DOCUMENT SEGMENT
>>>
There should also be good mental health support for people with chronic pain. There are some days when the pain is manageable; there are other days when the frustration and stress are all consuming. For my friend with trigeminal neuralgia, it sometimes feels as though their eye is on fire, which is a constant reminder of the assault.
Experiencing chronic pain, whether it relates to musculoskeletal conditions, nerve pain or idiopathic pain, changes the way that people have to deal with their day-to-day life. For some whose condition might be progressive, the stress and mental toll that that takes cannot be overestimated; that in itself is often a traumatising experience. We need to ensure that people with chronic pain can get the help that they need to navigate their diagnosis. For many chronic pain sufferers, stress has the potential to flare up their condition, so we need to ensure that patients have the right tools and support to be able to manage stress as well as possible in order to prevent exacerbating their condition.
<<<
QUESTIONS ON THE MATERIAL
[1] Reproduce everything in the passage on chronic pain from "Experiencing chronic pain, whether" down to "exacerbating their condition.".
[2] Render this sentence from the passage on chronic pain in Spanish: "We need to ensure that people with chronic pain can get the help that they need to navigate their diagnosis."
Rely only on the text itself for what follows.

DATA EXTRACT
>>>
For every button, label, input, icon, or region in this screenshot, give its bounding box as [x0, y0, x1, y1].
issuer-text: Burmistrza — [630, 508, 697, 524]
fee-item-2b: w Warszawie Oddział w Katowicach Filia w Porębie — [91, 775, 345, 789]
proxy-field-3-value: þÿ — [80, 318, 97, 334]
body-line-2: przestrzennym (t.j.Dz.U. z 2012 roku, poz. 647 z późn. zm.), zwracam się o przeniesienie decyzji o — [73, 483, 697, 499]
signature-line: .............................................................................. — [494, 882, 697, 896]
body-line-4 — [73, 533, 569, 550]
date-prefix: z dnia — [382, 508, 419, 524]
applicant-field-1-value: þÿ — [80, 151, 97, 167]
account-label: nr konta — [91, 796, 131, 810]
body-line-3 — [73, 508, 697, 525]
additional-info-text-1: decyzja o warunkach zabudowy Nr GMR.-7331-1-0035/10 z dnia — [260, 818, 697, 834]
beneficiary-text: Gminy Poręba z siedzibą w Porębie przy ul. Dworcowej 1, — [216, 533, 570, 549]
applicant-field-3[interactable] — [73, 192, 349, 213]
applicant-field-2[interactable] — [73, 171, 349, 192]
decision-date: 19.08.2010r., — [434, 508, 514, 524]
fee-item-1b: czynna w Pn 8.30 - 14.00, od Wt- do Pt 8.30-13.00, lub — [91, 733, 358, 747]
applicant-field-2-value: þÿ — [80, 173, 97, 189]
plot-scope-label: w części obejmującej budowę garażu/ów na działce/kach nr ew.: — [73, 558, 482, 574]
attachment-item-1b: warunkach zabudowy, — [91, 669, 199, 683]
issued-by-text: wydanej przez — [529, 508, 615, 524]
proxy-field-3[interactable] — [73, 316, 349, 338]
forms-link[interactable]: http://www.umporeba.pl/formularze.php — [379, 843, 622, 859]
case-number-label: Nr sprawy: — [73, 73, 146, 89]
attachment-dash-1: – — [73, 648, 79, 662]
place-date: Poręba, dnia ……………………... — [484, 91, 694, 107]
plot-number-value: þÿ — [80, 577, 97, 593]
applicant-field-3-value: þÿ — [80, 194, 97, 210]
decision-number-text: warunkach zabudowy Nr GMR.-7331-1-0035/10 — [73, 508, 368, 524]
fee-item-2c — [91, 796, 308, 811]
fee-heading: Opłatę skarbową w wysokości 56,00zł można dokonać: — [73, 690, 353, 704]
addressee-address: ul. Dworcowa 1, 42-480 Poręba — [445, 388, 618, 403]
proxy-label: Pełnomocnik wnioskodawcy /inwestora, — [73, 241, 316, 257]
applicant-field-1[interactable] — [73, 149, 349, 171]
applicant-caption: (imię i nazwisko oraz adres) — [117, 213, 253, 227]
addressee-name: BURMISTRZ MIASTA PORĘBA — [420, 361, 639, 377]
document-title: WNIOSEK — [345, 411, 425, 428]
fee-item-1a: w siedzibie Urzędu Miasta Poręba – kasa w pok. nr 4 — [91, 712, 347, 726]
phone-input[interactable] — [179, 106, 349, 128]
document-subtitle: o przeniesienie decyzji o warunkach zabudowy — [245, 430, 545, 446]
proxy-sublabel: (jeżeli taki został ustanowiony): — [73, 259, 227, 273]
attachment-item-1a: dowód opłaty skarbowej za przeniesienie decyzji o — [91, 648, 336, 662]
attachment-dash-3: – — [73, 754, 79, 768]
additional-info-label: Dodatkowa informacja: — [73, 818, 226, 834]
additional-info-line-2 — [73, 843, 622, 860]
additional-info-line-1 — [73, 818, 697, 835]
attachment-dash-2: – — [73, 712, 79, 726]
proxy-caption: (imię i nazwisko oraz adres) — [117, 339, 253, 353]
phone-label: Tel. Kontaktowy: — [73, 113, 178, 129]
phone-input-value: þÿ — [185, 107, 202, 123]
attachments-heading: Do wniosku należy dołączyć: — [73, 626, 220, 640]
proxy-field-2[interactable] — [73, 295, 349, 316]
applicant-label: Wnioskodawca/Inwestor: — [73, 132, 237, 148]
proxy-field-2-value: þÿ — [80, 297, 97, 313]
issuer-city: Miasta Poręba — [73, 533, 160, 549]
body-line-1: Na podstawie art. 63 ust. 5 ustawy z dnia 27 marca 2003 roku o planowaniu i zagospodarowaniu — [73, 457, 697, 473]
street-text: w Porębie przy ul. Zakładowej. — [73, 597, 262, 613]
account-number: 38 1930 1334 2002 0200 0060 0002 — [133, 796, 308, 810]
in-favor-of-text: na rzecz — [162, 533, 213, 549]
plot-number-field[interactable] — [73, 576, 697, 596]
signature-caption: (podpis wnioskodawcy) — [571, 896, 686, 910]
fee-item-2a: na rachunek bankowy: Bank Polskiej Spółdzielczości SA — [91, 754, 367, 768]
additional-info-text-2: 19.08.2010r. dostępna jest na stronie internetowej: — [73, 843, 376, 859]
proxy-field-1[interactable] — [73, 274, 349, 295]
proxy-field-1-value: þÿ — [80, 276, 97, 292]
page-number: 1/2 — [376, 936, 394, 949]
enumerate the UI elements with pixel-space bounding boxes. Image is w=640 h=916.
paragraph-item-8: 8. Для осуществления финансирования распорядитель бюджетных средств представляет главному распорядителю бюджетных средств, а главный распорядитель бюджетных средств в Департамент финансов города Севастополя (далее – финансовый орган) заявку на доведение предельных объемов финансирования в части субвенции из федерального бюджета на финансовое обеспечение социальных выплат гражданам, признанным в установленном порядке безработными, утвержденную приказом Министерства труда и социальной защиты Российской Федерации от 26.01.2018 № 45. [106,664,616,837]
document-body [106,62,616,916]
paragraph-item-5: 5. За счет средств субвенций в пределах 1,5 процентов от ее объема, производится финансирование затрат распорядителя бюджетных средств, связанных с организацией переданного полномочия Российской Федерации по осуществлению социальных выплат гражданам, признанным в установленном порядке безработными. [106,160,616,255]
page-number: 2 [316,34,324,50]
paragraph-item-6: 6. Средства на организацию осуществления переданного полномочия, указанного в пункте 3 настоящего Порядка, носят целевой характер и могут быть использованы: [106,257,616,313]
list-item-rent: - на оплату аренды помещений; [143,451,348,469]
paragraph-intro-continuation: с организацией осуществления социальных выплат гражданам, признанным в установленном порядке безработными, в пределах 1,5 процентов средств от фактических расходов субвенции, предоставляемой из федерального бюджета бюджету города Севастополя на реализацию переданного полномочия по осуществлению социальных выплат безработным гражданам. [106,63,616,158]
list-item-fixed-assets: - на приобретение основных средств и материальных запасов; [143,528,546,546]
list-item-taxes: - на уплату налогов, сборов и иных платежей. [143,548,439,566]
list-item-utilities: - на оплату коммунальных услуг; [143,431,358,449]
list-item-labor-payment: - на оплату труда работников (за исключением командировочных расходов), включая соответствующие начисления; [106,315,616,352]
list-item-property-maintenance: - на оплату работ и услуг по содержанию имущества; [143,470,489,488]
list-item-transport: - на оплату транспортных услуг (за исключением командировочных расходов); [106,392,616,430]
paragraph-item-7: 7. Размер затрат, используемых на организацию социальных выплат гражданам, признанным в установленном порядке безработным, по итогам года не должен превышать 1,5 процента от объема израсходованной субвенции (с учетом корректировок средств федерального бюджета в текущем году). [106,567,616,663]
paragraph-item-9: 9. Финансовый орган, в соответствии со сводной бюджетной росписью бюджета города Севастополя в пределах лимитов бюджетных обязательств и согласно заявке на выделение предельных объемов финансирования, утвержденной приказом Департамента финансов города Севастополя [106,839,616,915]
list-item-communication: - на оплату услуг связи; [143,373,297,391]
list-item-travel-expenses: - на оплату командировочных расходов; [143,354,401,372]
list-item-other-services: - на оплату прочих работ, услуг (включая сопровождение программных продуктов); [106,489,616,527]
<<<
ACTIVITY ANSWERS
[1]
Experiencing chronic pain, whether it relates to musculoskeletal conditions, nerve pain or idiopathic pain, changes the way that people have to deal with their day-to-day life. For some whose condition might be progressive, the stress and mental toll that that takes cannot be overestimated; that in itself is often a traumatising experience. We need to ensure that people with chronic pain can get the help that they need to navigate their diagnosis. For many chronic pain sufferers, stress has the potential to flare up their condition, so we need to ensure that patients have the right tools and support to be able to manage stress as well as possible in order to prevent exacerbating their condition.

[2] Tenemos que garantizar que las personas con dolor crónico puedan obtener la ayuda que necesitan para afrontar su diagnóstico.